*OBJECTIVE:* Extract each line where the string "Documents" shows up.

*DATA SUPPLIED:*

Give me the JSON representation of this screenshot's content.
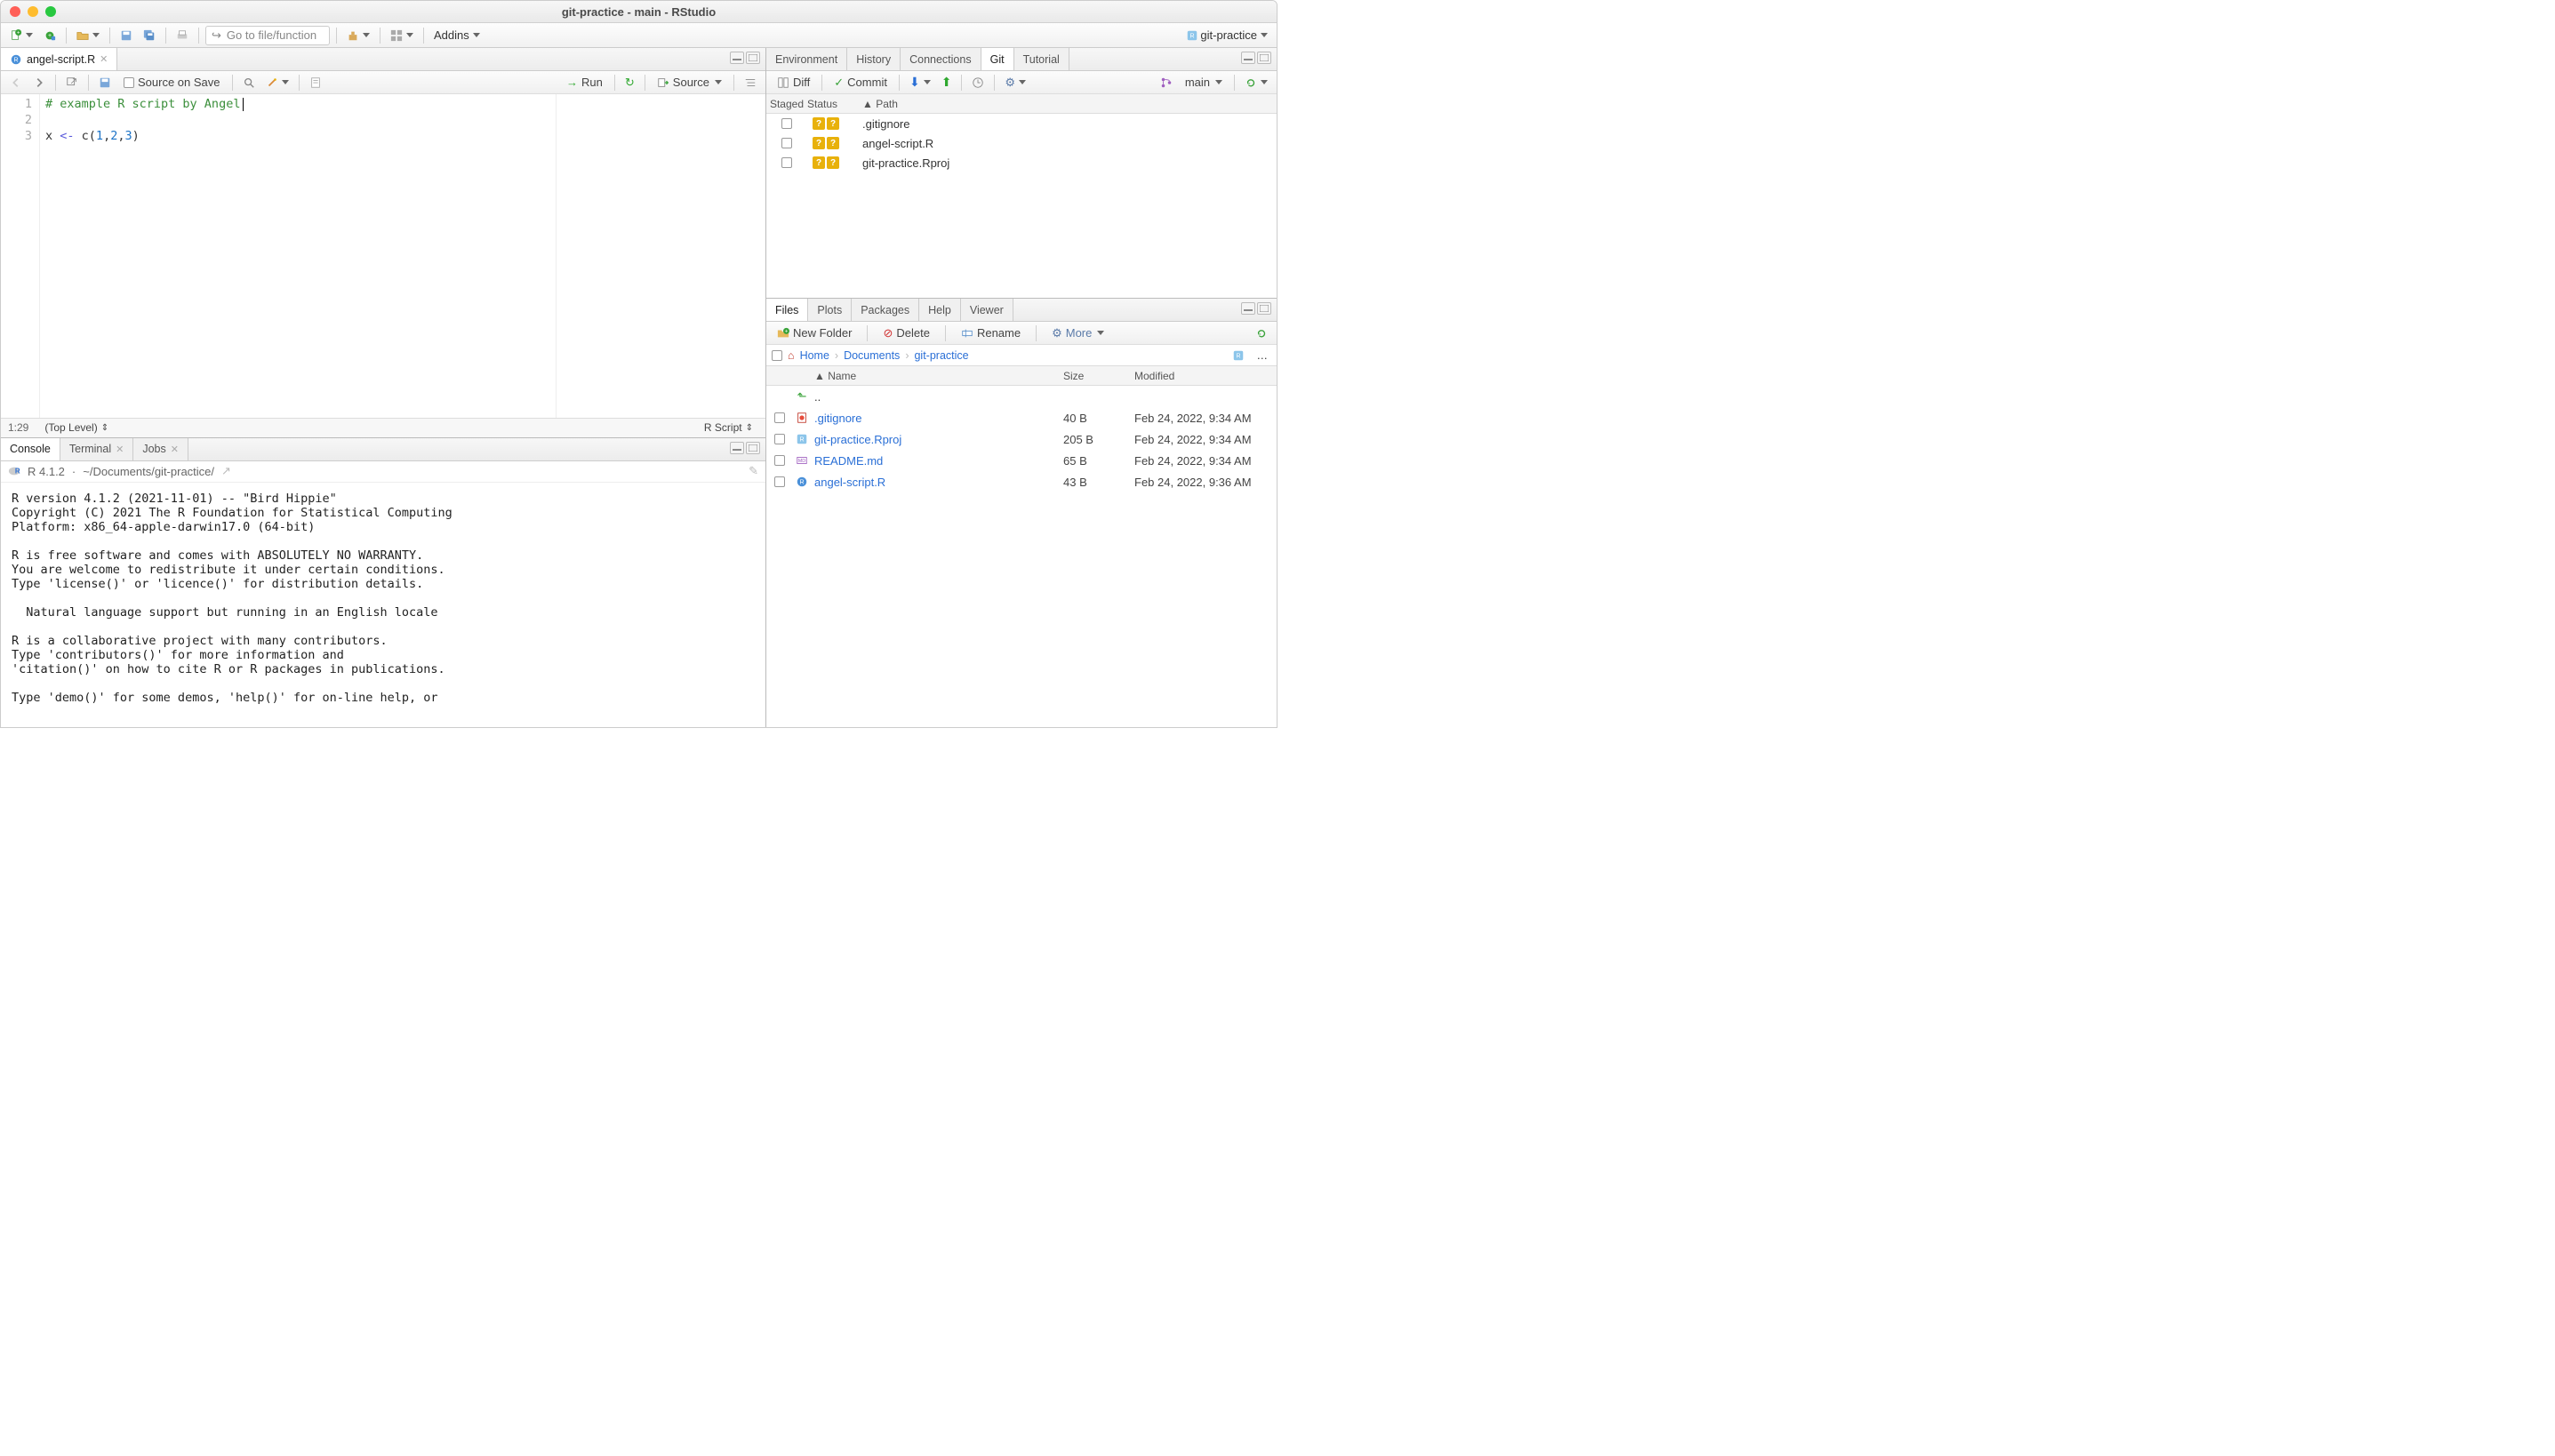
{
  "title": "git-practice - main - RStudio",
  "maintoolbar": {
    "goto_placeholder": "Go to file/function",
    "addins": "Addins",
    "project_name": "git-practice"
  },
  "source": {
    "tab_name": "angel-script.R",
    "source_on_save": "Source on Save",
    "run": "Run",
    "source": "Source",
    "lines": {
      "1": "# example R script by Angel",
      "2": "",
      "3a": "x ",
      "3b": "<-",
      "3c": " c(",
      "3d": "1",
      "3e": ",",
      "3f": "2",
      "3g": ",",
      "3h": "3",
      "3i": ")"
    },
    "status_pos": "1:29",
    "status_scope": "(Top Level)",
    "status_type": "R Script"
  },
  "console": {
    "tab_console": "Console",
    "tab_terminal": "Terminal",
    "tab_jobs": "Jobs",
    "r_version": "R 4.1.2",
    "path": "~/Documents/git-practice/",
    "output": "R version 4.1.2 (2021-11-01) -- \"Bird Hippie\"\nCopyright (C) 2021 The R Foundation for Statistical Computing\nPlatform: x86_64-apple-darwin17.0 (64-bit)\n\nR is free software and comes with ABSOLUTELY NO WARRANTY.\nYou are welcome to redistribute it under certain conditions.\nType 'license()' or 'licence()' for distribution details.\n\n  Natural language support but running in an English locale\n\nR is a collaborative project with many contributors.\nType 'contributors()' for more information and\n'citation()' on how to cite R or R packages in publications.\n\nType 'demo()' for some demos, 'help()' for on-line help, or"
  },
  "env_pane": {
    "tabs": {
      "environment": "Environment",
      "history": "History",
      "connections": "Connections",
      "git": "Git",
      "tutorial": "Tutorial"
    }
  },
  "git": {
    "diff": "Diff",
    "commit": "Commit",
    "branch": "main",
    "hdr_staged": "Staged",
    "hdr_status": "Status",
    "hdr_path": "Path",
    "rows": [
      {
        "path": ".gitignore"
      },
      {
        "path": "angel-script.R"
      },
      {
        "path": "git-practice.Rproj"
      }
    ]
  },
  "files_pane": {
    "tabs": {
      "files": "Files",
      "plots": "Plots",
      "packages": "Packages",
      "help": "Help",
      "viewer": "Viewer"
    },
    "new_folder": "New Folder",
    "delete": "Delete",
    "rename": "Rename",
    "more": "More",
    "breadcrumbs": {
      "home": "Home",
      "documents": "Documents",
      "project": "git-practice"
    },
    "hdr_name": "Name",
    "hdr_size": "Size",
    "hdr_modified": "Modified",
    "up": "..",
    "rows": [
      {
        "name": ".gitignore",
        "size": "40 B",
        "modified": "Feb 24, 2022, 9:34 AM",
        "icon": "git"
      },
      {
        "name": "git-practice.Rproj",
        "size": "205 B",
        "modified": "Feb 24, 2022, 9:34 AM",
        "icon": "rproj"
      },
      {
        "name": "README.md",
        "size": "65 B",
        "modified": "Feb 24, 2022, 9:34 AM",
        "icon": "md"
      },
      {
        "name": "angel-script.R",
        "size": "43 B",
        "modified": "Feb 24, 2022, 9:36 AM",
        "icon": "r"
      }
    ]
  }
}
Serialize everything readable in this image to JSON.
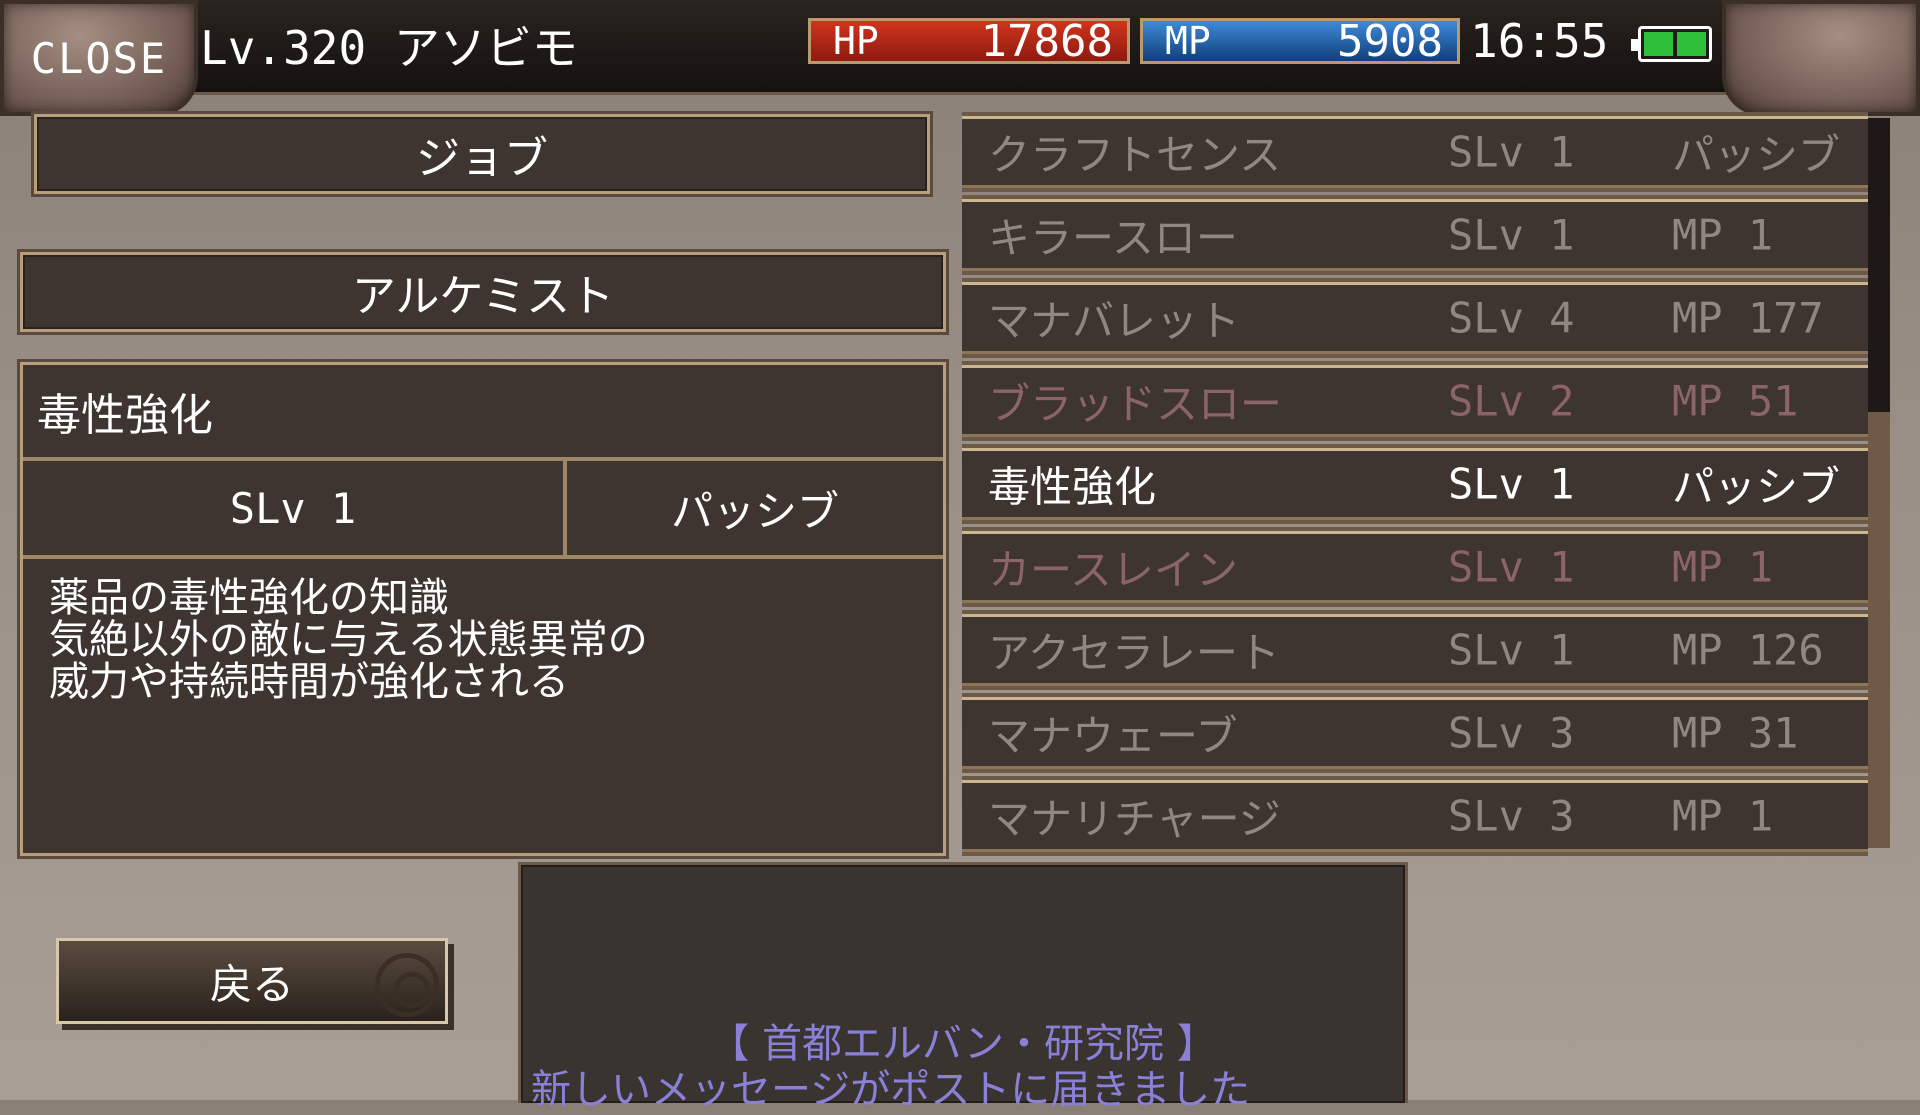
{
  "header": {
    "close_label": "CLOSE",
    "player": "Lv.320 アソビモ",
    "hp_label": "HP",
    "hp_value": "17868",
    "mp_label": "MP",
    "mp_value": "5908",
    "time": "16:55",
    "battery_icon": "battery-icon"
  },
  "job": {
    "header": "ジョブ",
    "name": "アルケミスト"
  },
  "detail": {
    "name": "毒性強化",
    "slv": "SLv 1",
    "kind": "パッシブ",
    "desc_lines": [
      "薬品の毒性強化の知識",
      "気絶以外の敵に与える状態異常の",
      "威力や持続時間が強化される"
    ]
  },
  "skills": [
    {
      "name": "クラフトセンス",
      "slv": "SLv 1",
      "cost": "パッシブ",
      "state": "normal"
    },
    {
      "name": "キラースロー",
      "slv": "SLv 1",
      "cost": "MP  1",
      "state": "normal"
    },
    {
      "name": "マナバレット",
      "slv": "SLv 4",
      "cost": "MP  177",
      "state": "normal"
    },
    {
      "name": "ブラッドスロー",
      "slv": "SLv 2",
      "cost": "MP  51",
      "state": "red"
    },
    {
      "name": "毒性強化",
      "slv": "SLv 1",
      "cost": "パッシブ",
      "state": "active"
    },
    {
      "name": "カースレイン",
      "slv": "SLv 1",
      "cost": "MP  1",
      "state": "red"
    },
    {
      "name": "アクセラレート",
      "slv": "SLv 1",
      "cost": "MP  126",
      "state": "normal"
    },
    {
      "name": "マナウェーブ",
      "slv": "SLv 3",
      "cost": "MP  31",
      "state": "normal"
    },
    {
      "name": "マナリチャージ",
      "slv": "SLv 3",
      "cost": "MP  1",
      "state": "normal"
    }
  ],
  "back_label": "戻る",
  "message": {
    "location": "【 首都エルバン・研究院 】",
    "text": "新しいメッセージがポストに届きました"
  }
}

*COMPLETE OUTPUT:*
    "path": "~/Documents/git-practice/",
      "documents": "Documents",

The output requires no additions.